─── Dataset extract

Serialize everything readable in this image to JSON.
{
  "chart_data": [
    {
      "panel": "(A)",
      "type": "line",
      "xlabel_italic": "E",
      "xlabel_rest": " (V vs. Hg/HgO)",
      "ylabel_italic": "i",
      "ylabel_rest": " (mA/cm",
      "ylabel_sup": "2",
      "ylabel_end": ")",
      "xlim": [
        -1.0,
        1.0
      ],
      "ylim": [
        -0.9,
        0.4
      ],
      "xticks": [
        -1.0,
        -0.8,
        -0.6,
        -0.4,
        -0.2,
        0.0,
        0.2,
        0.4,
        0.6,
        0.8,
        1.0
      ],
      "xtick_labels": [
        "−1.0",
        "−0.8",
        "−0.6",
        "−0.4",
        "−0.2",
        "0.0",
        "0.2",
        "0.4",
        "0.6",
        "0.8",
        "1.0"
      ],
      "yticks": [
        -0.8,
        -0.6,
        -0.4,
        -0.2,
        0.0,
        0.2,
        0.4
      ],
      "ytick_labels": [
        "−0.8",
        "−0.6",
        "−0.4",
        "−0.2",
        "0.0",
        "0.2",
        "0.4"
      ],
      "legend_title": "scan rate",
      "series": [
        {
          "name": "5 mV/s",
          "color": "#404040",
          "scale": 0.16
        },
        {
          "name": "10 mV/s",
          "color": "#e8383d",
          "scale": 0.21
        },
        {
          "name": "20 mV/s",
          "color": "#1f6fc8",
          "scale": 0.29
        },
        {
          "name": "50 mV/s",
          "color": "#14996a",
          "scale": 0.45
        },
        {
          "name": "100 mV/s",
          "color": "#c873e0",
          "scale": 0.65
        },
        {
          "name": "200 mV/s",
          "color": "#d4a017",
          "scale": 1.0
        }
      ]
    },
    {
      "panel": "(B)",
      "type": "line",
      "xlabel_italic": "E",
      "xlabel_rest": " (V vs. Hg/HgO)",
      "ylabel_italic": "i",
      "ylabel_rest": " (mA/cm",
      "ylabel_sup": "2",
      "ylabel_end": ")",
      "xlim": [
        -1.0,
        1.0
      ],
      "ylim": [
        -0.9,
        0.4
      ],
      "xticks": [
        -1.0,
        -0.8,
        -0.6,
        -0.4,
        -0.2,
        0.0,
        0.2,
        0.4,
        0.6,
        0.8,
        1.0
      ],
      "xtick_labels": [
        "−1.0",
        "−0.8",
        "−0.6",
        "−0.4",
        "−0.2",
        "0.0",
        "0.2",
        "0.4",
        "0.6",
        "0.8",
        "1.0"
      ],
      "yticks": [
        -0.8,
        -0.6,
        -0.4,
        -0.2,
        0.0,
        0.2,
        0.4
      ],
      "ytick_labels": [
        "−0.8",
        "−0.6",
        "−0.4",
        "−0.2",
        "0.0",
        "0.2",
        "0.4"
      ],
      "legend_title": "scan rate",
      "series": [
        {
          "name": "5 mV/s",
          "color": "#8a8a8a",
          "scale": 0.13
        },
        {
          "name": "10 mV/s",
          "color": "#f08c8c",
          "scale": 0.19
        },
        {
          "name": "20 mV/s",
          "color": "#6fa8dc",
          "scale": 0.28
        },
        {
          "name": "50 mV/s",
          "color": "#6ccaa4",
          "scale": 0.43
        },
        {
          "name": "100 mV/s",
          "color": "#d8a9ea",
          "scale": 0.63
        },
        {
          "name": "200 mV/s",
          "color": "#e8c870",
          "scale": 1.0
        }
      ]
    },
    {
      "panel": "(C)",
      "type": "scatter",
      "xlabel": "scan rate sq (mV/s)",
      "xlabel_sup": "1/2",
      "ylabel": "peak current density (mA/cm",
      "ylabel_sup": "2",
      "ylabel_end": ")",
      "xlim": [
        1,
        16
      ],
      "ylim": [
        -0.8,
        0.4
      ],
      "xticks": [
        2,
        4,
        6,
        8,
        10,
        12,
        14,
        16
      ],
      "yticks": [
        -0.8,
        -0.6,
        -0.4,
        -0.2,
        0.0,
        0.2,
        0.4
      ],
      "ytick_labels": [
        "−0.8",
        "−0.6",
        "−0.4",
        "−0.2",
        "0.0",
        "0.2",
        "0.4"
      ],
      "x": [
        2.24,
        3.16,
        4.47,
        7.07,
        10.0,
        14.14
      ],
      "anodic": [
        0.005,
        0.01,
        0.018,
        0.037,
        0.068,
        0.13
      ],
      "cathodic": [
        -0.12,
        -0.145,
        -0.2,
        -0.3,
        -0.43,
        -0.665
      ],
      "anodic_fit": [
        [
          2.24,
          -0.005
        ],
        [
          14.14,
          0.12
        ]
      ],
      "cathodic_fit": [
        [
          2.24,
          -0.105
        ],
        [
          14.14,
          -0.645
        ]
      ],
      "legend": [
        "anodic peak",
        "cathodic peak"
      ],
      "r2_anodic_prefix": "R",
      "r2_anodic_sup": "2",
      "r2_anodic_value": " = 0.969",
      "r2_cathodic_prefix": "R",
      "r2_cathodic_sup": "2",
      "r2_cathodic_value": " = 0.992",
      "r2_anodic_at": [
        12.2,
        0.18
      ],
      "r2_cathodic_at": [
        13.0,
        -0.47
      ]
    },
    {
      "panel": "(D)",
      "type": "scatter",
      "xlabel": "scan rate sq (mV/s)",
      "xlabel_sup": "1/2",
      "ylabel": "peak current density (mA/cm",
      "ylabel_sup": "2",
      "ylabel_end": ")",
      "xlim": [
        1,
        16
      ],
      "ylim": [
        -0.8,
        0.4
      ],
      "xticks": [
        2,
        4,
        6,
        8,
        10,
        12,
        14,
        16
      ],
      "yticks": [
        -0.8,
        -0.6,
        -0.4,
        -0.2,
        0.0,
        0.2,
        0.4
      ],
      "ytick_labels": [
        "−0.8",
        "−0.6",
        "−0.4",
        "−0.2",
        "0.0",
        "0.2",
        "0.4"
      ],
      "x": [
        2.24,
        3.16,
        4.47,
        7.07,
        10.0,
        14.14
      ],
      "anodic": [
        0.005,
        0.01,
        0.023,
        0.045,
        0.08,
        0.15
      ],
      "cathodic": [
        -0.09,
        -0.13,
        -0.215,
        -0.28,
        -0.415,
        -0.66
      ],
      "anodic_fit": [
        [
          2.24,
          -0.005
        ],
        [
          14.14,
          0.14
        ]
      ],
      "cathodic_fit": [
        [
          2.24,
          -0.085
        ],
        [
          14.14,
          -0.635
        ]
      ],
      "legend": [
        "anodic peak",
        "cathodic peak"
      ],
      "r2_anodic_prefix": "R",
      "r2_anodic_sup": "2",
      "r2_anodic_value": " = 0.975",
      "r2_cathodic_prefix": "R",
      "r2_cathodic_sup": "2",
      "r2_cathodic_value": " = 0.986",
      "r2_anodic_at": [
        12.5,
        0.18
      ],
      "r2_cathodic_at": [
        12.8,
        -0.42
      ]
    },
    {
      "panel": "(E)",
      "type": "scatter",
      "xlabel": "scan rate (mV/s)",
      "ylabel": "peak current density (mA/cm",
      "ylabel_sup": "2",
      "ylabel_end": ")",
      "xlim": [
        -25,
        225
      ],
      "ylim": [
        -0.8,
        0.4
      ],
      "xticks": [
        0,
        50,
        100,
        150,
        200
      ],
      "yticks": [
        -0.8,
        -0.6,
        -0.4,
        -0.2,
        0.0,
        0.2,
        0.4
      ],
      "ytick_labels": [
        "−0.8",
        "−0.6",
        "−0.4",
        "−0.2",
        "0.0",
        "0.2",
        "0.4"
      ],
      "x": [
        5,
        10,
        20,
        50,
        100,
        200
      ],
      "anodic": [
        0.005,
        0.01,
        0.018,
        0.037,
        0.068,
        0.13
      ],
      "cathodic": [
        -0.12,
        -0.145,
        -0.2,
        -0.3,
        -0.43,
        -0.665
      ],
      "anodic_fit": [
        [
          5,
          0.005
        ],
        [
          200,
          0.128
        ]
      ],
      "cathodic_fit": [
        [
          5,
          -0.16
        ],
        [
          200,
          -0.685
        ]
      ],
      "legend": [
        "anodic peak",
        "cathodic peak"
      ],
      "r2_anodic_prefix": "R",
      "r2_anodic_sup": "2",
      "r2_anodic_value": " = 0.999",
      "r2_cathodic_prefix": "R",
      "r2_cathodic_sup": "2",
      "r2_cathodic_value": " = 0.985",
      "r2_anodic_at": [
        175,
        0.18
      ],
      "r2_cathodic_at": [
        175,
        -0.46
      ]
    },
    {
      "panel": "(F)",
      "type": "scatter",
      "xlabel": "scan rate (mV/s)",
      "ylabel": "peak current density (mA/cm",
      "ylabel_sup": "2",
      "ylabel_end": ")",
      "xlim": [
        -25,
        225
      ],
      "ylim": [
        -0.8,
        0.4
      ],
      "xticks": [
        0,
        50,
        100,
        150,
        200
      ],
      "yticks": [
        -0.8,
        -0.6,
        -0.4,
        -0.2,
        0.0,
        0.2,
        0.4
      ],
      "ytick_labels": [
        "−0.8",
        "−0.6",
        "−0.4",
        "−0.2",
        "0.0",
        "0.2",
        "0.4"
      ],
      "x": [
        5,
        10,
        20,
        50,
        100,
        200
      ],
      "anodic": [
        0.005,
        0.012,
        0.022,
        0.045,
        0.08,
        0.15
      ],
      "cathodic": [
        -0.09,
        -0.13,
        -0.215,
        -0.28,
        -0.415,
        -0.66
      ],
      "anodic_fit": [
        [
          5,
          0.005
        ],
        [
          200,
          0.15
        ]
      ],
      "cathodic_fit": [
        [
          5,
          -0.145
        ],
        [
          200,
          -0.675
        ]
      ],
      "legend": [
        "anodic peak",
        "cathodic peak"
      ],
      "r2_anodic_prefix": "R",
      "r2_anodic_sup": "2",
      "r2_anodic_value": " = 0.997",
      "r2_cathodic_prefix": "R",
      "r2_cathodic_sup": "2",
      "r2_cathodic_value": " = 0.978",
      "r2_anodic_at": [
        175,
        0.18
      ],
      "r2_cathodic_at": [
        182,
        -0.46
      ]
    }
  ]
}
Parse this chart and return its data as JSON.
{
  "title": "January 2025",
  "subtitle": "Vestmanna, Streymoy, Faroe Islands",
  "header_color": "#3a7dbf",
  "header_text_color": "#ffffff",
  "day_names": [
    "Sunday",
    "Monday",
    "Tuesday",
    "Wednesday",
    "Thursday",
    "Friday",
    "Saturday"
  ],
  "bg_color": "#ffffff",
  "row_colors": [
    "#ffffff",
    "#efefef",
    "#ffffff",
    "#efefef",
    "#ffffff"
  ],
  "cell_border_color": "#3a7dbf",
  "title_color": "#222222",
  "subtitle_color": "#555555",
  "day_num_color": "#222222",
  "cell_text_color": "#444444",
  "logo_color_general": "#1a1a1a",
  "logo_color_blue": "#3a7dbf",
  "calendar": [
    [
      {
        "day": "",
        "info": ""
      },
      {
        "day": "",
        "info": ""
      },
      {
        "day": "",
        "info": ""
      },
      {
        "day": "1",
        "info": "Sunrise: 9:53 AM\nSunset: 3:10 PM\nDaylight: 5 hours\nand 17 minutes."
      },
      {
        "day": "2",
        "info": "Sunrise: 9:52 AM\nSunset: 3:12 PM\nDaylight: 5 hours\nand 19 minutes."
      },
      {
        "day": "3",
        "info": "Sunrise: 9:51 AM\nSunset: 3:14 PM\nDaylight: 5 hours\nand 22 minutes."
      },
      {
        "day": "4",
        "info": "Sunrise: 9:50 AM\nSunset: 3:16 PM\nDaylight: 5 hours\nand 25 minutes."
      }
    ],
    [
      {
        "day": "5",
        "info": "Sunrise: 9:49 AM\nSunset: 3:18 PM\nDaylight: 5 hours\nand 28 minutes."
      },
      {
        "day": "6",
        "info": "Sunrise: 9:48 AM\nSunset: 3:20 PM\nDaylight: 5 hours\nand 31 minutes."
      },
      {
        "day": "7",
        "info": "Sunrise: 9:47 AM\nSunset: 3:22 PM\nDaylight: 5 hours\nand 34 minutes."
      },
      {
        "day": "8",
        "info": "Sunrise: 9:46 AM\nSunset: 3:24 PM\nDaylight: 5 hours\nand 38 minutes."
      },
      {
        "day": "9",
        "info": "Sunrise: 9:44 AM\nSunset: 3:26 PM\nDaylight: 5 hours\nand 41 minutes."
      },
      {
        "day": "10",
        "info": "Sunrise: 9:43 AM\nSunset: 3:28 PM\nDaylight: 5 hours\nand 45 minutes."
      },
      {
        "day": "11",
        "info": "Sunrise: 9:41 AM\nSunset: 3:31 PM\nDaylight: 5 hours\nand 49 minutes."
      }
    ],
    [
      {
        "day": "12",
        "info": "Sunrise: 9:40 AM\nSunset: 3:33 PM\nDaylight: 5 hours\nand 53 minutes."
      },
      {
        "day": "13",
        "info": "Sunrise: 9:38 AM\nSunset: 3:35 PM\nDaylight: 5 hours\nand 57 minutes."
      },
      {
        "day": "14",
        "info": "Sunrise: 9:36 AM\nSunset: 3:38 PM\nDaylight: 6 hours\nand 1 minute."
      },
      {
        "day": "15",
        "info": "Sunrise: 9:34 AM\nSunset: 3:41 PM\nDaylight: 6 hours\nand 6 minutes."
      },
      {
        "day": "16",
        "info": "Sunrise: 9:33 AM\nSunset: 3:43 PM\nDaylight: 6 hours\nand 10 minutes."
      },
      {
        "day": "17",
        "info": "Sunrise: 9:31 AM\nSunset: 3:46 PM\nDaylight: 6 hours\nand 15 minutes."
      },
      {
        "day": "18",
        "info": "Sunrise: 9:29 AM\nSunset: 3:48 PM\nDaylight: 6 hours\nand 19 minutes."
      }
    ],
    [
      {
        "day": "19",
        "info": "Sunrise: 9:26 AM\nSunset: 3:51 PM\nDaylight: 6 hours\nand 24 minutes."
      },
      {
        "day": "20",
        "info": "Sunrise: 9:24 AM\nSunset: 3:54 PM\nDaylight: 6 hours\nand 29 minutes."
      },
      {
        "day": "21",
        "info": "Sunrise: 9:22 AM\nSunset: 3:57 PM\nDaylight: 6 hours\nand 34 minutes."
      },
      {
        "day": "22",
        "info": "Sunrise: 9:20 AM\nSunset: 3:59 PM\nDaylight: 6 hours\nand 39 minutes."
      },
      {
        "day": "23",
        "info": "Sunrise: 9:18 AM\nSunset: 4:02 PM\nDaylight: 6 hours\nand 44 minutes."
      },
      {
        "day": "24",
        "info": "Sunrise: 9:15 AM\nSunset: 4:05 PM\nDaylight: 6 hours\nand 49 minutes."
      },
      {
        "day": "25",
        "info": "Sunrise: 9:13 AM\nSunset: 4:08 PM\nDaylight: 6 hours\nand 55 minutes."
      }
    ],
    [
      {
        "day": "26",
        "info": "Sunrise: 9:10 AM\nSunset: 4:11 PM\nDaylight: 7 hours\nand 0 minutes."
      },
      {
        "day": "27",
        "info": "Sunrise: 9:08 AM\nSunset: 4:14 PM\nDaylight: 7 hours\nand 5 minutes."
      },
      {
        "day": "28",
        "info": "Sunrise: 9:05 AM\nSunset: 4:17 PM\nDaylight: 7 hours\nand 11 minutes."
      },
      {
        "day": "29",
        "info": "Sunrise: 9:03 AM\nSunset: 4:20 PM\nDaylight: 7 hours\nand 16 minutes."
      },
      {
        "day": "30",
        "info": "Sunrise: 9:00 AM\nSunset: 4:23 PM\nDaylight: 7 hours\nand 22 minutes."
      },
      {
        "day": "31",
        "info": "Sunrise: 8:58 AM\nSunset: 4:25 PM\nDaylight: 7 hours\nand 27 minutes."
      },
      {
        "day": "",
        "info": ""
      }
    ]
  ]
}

──────

In the listing, find each line with the string "panel" and copy it.

- _Completed exercise_:
      "panel": "(A)",
      "panel": "(B)",
      "panel": "(C)",
      "panel": "(D)",
      "panel": "(E)",
      "panel": "(F)",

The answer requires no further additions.